DO THIS: What follows is a set of entries. Give them again exactly, without the pictures.

LISTED ENTRIES:
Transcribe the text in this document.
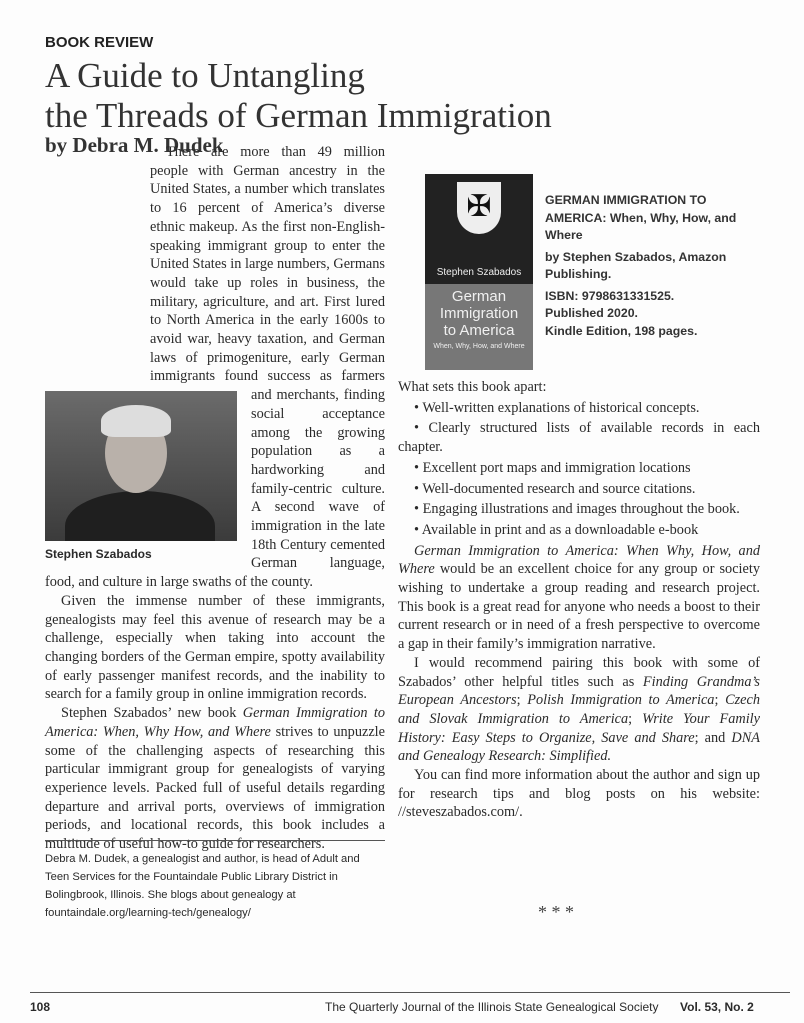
BOOK REVIEW
A Guide to Untangling
the Threads of German Immigration
by Debra M. Dudek
Stephen Szabados

There are more than 49 million people with German ancestry in the United States, a number which translates to 16 percent of America’s diverse ethnic makeup. As the first non-English-speaking immigrant group to enter the United States in large numbers, Germans would take up roles in business, the military, agriculture, and art. First lured to North America in the early 1600s to avoid war, heavy taxation, and German laws of primogeniture, early German immigrants found success as farmers and merchants, finding social acceptance among the growing population as a hardworking and family-centric culture. A second wave of immigration in the late 18th Century cemented German language, food, and culture in large swaths of the county.

Given the immense number of these immigrants, genealogists may feel this avenue of research may be a challenge, especially when taking into account the changing borders of the German empire, spotty availability of early passenger manifest records, and the inability to search for a family group in online immigration records.

Stephen Szabados’ new book German Immigration to America: When, Why How, and Where strives to unpuzzle some of the challenging aspects of researching this particular immigrant group for genealogists of varying experience levels. Packed full of useful details regarding departure and arrival ports, overviews of immigration periods, and locational records, this book includes a multitude of useful how-to guide for researchers.

Debra M. Dudek, a genealogist and author, is head of Adult and Teen Services for the Fountaindale Public Library District in Bolingbrook, Illinois. She blogs about genealogy at fountaindale.org/learning-tech/genealogy/
✠
Stephen Szabados
German
Immigration
to America
When, Why, How, and Where
GERMAN IMMIGRATION TO AMERICA: When, Why, How, and Where
by Stephen Szabados, Amazon Publishing.
ISBN: 9798631331525.
Published 2020.
Kindle Edition, 198 pages.

What sets this book apart:

• Well-written explanations of historical concepts.
• Clearly structured lists of available records in each chapter.
• Excellent port maps and immigration locations
• Well-documented research and source citations.
• Engaging illustrations and images throughout the book.
• Available in print and as a downloadable e-book

German Immigration to America: When Why, How, and Where would be an excellent choice for any group or society wishing to undertake a group reading and research project. This book is a great read for anyone who needs a boost to their current research or in need of a fresh perspective to overcome a gap in their family’s immigration narrative.

I would recommend pairing this book with some of Szabados’ other helpful titles such as Finding Grandma’s European Ancestors; Polish Immigration to America; Czech and Slovak Immigration to America; Write Your Family History: Easy Steps to Organize, Save and Share; and DNA and Genealogy Research: Simplified.

You can find more information about the author and sign up for research tips and blog posts on his website: //steveszabados.com/.

* * *
108	The Quarterly Journal of the Illinois State Genealogical Society Vol. 53, No. 2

TASK SOLUTION:
Transcribe the text in this document.
BOOK REVIEW
A Guide to Untangling
the Threads of German Immigration
by Debra M. Dudek
Stephen Szabados

There are more than 49 million people with German ancestry in the United States, a number which translates to 16 percent of America’s diverse ethnic makeup. As the first non-English-speaking immigrant group to enter the United States in large numbers, Germans would take up roles in business, the military, agriculture, and art. First lured to North America in the early 1600s to avoid war, heavy taxation, and German laws of primogeniture, early German immigrants found success as farmers and merchants, finding social acceptance among the growing population as a hardworking and family-centric culture. A second wave of immigration in the late 18th Century cemented German language, food, and culture in large swaths of the county.

Given the immense number of these immigrants, genealogists may feel this avenue of research may be a challenge, especially when taking into account the changing borders of the German empire, spotty availability of early passenger manifest records, and the inability to search for a family group in online immigration records.

Stephen Szabados’ new book German Immigration to America: When, Why How, and Where strives to unpuzzle some of the challenging aspects of researching this particular immigrant group for genealogists of varying experience levels. Packed full of useful details regarding departure and arrival ports, overviews of immigration periods, and locational records, this book includes a multitude of useful how-to guide for researchers.

Debra M. Dudek, a genealogist and author, is head of Adult and Teen Services for the Fountaindale Public Library District in Bolingbrook, Illinois. She blogs about genealogy at fountaindale.org/learning-tech/genealogy/
✠
Stephen Szabados
German
Immigration
to America
When, Why, How, and Where
GERMAN IMMIGRATION TO AMERICA: When, Why, How, and Where
by Stephen Szabados, Amazon Publishing.
ISBN: 9798631331525.
Published 2020.
Kindle Edition, 198 pages.

What sets this book apart:

• Well-written explanations of historical concepts.
• Clearly structured lists of available records in each chapter.
• Excellent port maps and immigration locations
• Well-documented research and source citations.
• Engaging illustrations and images throughout the book.
• Available in print and as a downloadable e-book

German Immigration to America: When Why, How, and Where would be an excellent choice for any group or society wishing to undertake a group reading and research project. This book is a great read for anyone who needs a boost to their current research or in need of a fresh perspective to overcome a gap in their family’s immigration narrative.

I would recommend pairing this book with some of Szabados’ other helpful titles such as Finding Grandma’s European Ancestors; Polish Immigration to America; Czech and Slovak Immigration to America; Write Your Family History: Easy Steps to Organize, Save and Share; and DNA and Genealogy Research: Simplified.

You can find more information about the author and sign up for research tips and blog posts on his website: //steveszabados.com/.

* * *
108	The Quarterly Journal of the Illinois State Genealogical Society Vol. 53, No. 2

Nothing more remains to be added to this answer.